▶ [MATERIALS PROVIDED]:
>> START
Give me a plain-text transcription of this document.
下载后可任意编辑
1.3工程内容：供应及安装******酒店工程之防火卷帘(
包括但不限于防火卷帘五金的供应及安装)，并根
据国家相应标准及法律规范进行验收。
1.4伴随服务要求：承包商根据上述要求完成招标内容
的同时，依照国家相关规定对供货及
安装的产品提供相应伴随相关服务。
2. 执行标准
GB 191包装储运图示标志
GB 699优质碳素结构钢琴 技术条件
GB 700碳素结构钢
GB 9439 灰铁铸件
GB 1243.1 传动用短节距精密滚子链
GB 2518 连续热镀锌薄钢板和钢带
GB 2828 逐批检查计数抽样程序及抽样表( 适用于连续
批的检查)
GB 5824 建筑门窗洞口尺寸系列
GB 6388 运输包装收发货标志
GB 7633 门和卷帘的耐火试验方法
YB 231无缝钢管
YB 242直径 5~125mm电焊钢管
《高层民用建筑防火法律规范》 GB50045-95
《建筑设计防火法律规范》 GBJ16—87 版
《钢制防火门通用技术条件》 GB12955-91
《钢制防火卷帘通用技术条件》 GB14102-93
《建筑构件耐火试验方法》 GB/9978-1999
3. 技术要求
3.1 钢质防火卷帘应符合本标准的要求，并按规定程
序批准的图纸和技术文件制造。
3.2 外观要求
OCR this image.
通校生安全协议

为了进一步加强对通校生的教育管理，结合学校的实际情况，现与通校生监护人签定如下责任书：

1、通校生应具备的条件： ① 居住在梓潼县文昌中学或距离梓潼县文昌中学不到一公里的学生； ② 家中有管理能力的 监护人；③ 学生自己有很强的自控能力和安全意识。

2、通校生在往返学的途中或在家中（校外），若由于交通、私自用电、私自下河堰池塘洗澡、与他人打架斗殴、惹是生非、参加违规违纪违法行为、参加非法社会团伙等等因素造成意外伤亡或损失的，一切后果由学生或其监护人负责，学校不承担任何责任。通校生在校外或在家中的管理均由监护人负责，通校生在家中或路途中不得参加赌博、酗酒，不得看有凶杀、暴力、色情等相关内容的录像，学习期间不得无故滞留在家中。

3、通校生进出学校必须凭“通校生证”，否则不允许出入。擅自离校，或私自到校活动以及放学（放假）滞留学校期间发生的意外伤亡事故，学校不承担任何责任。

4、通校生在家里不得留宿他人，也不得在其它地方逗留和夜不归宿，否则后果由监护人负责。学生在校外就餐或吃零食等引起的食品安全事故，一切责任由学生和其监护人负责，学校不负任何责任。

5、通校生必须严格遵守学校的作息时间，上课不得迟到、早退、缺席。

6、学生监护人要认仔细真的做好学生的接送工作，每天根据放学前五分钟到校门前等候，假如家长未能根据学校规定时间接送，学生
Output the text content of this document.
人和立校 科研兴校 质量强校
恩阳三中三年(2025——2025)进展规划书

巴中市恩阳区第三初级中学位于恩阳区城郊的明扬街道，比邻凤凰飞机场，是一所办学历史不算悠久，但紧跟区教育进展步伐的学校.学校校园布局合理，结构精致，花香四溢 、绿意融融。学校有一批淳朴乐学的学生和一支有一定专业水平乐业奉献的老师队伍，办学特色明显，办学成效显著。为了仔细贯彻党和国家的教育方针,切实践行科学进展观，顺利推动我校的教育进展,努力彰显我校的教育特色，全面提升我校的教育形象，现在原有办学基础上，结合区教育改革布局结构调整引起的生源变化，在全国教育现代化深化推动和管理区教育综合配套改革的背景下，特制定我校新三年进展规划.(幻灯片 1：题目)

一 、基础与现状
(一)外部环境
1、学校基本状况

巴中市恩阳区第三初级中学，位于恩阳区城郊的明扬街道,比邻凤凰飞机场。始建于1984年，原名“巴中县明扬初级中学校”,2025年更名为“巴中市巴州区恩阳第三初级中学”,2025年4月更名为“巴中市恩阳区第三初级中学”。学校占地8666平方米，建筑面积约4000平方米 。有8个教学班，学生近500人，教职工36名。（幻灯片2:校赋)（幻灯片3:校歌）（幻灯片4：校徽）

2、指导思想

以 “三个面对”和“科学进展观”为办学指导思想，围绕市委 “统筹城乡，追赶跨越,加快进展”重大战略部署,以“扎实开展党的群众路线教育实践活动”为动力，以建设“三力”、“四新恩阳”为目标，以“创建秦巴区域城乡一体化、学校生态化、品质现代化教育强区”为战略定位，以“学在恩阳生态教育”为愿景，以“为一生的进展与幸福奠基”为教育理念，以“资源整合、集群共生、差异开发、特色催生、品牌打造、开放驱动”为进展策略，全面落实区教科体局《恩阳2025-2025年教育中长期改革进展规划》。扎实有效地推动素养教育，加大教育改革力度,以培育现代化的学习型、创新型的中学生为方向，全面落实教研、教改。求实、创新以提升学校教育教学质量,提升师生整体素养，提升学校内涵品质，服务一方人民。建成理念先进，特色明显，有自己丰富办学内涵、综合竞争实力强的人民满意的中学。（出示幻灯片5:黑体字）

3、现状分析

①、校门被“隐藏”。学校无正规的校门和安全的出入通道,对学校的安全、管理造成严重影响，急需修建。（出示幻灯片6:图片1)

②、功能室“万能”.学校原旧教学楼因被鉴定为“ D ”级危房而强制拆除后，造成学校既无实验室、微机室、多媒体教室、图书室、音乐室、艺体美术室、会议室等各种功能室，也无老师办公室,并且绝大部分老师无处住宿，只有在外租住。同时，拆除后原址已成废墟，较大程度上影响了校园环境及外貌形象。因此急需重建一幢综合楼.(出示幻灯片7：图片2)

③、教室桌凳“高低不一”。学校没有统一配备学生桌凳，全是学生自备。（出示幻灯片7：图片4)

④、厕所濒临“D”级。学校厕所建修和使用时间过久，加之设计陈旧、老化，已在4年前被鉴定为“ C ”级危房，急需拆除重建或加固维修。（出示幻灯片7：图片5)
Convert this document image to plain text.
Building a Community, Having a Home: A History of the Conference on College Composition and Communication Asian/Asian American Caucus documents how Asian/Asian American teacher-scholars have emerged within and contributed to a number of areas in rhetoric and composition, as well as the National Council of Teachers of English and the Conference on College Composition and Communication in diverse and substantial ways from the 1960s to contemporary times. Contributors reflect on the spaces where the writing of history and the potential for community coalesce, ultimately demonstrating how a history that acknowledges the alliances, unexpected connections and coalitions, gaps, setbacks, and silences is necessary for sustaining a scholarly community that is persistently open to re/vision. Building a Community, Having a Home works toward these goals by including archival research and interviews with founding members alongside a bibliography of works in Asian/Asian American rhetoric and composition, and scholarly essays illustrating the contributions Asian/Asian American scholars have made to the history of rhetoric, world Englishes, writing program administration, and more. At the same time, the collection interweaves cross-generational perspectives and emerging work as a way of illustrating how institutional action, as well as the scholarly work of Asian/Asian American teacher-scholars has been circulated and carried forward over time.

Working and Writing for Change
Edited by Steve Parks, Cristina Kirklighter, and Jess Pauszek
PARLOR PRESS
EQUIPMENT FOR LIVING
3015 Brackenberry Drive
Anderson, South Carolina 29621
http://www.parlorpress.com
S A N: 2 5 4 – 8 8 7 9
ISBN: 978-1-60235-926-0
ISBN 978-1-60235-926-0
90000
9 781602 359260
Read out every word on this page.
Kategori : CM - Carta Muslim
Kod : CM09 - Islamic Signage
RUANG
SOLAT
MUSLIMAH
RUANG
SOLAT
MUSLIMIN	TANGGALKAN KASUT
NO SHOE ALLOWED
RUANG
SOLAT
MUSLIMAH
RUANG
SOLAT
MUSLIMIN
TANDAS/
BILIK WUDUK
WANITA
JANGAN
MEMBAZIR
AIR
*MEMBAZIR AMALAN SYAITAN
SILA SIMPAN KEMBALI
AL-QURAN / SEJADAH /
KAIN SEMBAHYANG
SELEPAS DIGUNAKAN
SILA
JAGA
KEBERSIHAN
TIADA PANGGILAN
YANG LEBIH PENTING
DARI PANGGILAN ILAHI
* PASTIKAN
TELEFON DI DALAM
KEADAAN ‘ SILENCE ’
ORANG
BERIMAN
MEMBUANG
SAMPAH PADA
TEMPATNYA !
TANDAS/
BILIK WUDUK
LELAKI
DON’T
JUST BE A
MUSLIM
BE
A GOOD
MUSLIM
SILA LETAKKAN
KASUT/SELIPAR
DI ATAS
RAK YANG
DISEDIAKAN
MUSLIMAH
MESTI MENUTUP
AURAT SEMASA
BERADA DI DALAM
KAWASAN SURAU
>> END
▶ [TASK TO CARRY OUT]:
Every line that holds the word "学校不承担任何责任" should be extracted.

▶ [SOLUTION FOR THIS TASK]:
2、通校生在往返学的途中或在家中（校外），若由于交通、私自用电、私自下河堰池塘洗澡、与他人打架斗殴、惹是生非、参加违规违纪违法行为、参加非法社会团伙等等因素造成意外伤亡或损失的，一切后果由学生或其监护人负责，学校不承担任何责任。通校生在校外或在家中的管理均由监护人负责，通校生在家中或路途中不得参加赌博、酗酒，不得看有凶杀、暴力、色情等相关内容的录像，学习期间不得无故滞留在家中。
3、通校生进出学校必须凭“通校生证”，否则不允许出入。擅自离校，或私自到校活动以及放学（放假）滞留学校期间发生的意外伤亡事故，学校不承担任何责任。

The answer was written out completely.